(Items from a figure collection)
* * * * * * * * *

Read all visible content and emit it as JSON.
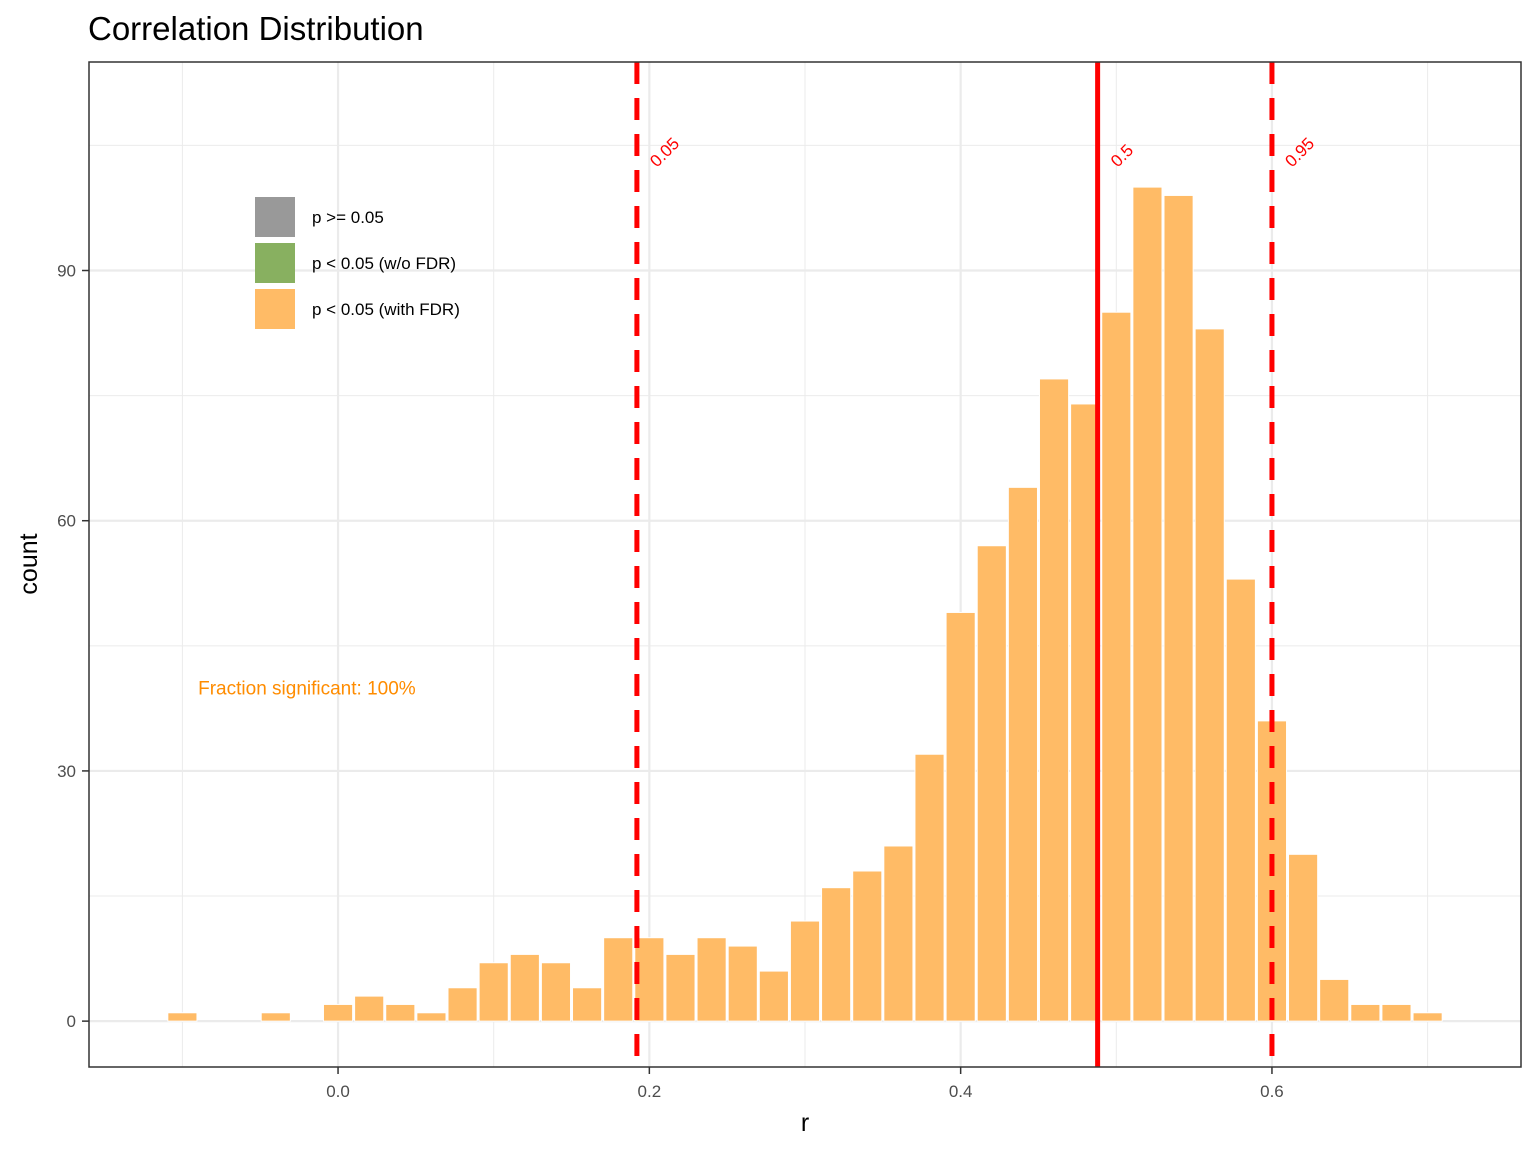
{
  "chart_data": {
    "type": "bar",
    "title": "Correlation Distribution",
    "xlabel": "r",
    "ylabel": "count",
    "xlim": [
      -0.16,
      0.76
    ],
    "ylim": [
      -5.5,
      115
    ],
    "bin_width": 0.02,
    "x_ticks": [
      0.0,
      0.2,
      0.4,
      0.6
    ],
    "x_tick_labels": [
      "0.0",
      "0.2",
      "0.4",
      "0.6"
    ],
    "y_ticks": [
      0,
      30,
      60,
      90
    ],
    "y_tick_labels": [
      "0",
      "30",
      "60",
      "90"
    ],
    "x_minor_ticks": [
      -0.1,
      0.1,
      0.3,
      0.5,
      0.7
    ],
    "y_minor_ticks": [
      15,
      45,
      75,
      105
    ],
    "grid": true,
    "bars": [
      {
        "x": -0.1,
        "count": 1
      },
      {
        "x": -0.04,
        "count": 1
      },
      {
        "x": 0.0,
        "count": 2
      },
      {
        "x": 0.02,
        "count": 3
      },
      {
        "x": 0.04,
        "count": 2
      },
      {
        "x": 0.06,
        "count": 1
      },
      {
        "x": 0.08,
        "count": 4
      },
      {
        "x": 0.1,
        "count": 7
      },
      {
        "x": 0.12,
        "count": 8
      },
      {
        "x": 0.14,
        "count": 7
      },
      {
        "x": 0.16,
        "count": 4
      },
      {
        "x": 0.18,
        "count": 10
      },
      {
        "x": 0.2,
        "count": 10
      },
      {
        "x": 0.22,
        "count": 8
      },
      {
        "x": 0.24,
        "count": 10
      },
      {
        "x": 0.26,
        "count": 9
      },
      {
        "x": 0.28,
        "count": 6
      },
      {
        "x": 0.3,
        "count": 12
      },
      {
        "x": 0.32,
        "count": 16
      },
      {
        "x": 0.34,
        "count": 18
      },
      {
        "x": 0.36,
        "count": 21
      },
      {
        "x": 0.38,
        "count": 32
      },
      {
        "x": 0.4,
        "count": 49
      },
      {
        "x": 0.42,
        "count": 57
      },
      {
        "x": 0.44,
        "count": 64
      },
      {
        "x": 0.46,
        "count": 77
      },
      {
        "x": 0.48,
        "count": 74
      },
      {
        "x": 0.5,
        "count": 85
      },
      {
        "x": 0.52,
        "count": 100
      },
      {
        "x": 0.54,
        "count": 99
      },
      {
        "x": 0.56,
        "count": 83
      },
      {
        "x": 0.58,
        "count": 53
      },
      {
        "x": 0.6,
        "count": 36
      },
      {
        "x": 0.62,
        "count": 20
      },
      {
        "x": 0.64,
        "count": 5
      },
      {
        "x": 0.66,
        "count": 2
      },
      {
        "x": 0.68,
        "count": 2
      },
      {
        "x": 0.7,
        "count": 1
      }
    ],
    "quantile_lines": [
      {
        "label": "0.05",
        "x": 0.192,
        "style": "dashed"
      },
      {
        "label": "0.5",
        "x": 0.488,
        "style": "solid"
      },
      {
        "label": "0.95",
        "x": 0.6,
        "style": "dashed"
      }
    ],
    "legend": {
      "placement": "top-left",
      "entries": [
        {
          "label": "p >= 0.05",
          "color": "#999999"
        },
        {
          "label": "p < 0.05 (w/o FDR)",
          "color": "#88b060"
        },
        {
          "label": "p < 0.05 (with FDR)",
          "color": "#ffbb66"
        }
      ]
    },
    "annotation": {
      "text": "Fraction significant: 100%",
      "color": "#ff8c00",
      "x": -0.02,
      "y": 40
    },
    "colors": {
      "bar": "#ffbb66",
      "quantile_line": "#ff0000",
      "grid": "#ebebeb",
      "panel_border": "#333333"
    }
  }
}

* * * * * * * * *

■ **WORK TO BE COMPLETED**
Reproduce the material in its entirety and word for word, without the pictures.

■ **COMPLETE ANSWER**
Read all visible content and emit it as JSON.
{
  "chart_data": {
    "type": "bar",
    "title": "Correlation Distribution",
    "xlabel": "r",
    "ylabel": "count",
    "xlim": [
      -0.16,
      0.76
    ],
    "ylim": [
      -5.5,
      115
    ],
    "bin_width": 0.02,
    "x_ticks": [
      0.0,
      0.2,
      0.4,
      0.6
    ],
    "x_tick_labels": [
      "0.0",
      "0.2",
      "0.4",
      "0.6"
    ],
    "y_ticks": [
      0,
      30,
      60,
      90
    ],
    "y_tick_labels": [
      "0",
      "30",
      "60",
      "90"
    ],
    "x_minor_ticks": [
      -0.1,
      0.1,
      0.3,
      0.5,
      0.7
    ],
    "y_minor_ticks": [
      15,
      45,
      75,
      105
    ],
    "grid": true,
    "bars": [
      {
        "x": -0.1,
        "count": 1
      },
      {
        "x": -0.04,
        "count": 1
      },
      {
        "x": 0.0,
        "count": 2
      },
      {
        "x": 0.02,
        "count": 3
      },
      {
        "x": 0.04,
        "count": 2
      },
      {
        "x": 0.06,
        "count": 1
      },
      {
        "x": 0.08,
        "count": 4
      },
      {
        "x": 0.1,
        "count": 7
      },
      {
        "x": 0.12,
        "count": 8
      },
      {
        "x": 0.14,
        "count": 7
      },
      {
        "x": 0.16,
        "count": 4
      },
      {
        "x": 0.18,
        "count": 10
      },
      {
        "x": 0.2,
        "count": 10
      },
      {
        "x": 0.22,
        "count": 8
      },
      {
        "x": 0.24,
        "count": 10
      },
      {
        "x": 0.26,
        "count": 9
      },
      {
        "x": 0.28,
        "count": 6
      },
      {
        "x": 0.3,
        "count": 12
      },
      {
        "x": 0.32,
        "count": 16
      },
      {
        "x": 0.34,
        "count": 18
      },
      {
        "x": 0.36,
        "count": 21
      },
      {
        "x": 0.38,
        "count": 32
      },
      {
        "x": 0.4,
        "count": 49
      },
      {
        "x": 0.42,
        "count": 57
      },
      {
        "x": 0.44,
        "count": 64
      },
      {
        "x": 0.46,
        "count": 77
      },
      {
        "x": 0.48,
        "count": 74
      },
      {
        "x": 0.5,
        "count": 85
      },
      {
        "x": 0.52,
        "count": 100
      },
      {
        "x": 0.54,
        "count": 99
      },
      {
        "x": 0.56,
        "count": 83
      },
      {
        "x": 0.58,
        "count": 53
      },
      {
        "x": 0.6,
        "count": 36
      },
      {
        "x": 0.62,
        "count": 20
      },
      {
        "x": 0.64,
        "count": 5
      },
      {
        "x": 0.66,
        "count": 2
      },
      {
        "x": 0.68,
        "count": 2
      },
      {
        "x": 0.7,
        "count": 1
      }
    ],
    "quantile_lines": [
      {
        "label": "0.05",
        "x": 0.192,
        "style": "dashed"
      },
      {
        "label": "0.5",
        "x": 0.488,
        "style": "solid"
      },
      {
        "label": "0.95",
        "x": 0.6,
        "style": "dashed"
      }
    ],
    "legend": {
      "placement": "top-left",
      "entries": [
        {
          "label": "p >= 0.05",
          "color": "#999999"
        },
        {
          "label": "p < 0.05 (w/o FDR)",
          "color": "#88b060"
        },
        {
          "label": "p < 0.05 (with FDR)",
          "color": "#ffbb66"
        }
      ]
    },
    "annotation": {
      "text": "Fraction significant: 100%",
      "color": "#ff8c00",
      "x": -0.02,
      "y": 40
    },
    "colors": {
      "bar": "#ffbb66",
      "quantile_line": "#ff0000",
      "grid": "#ebebeb",
      "panel_border": "#333333"
    }
  }
}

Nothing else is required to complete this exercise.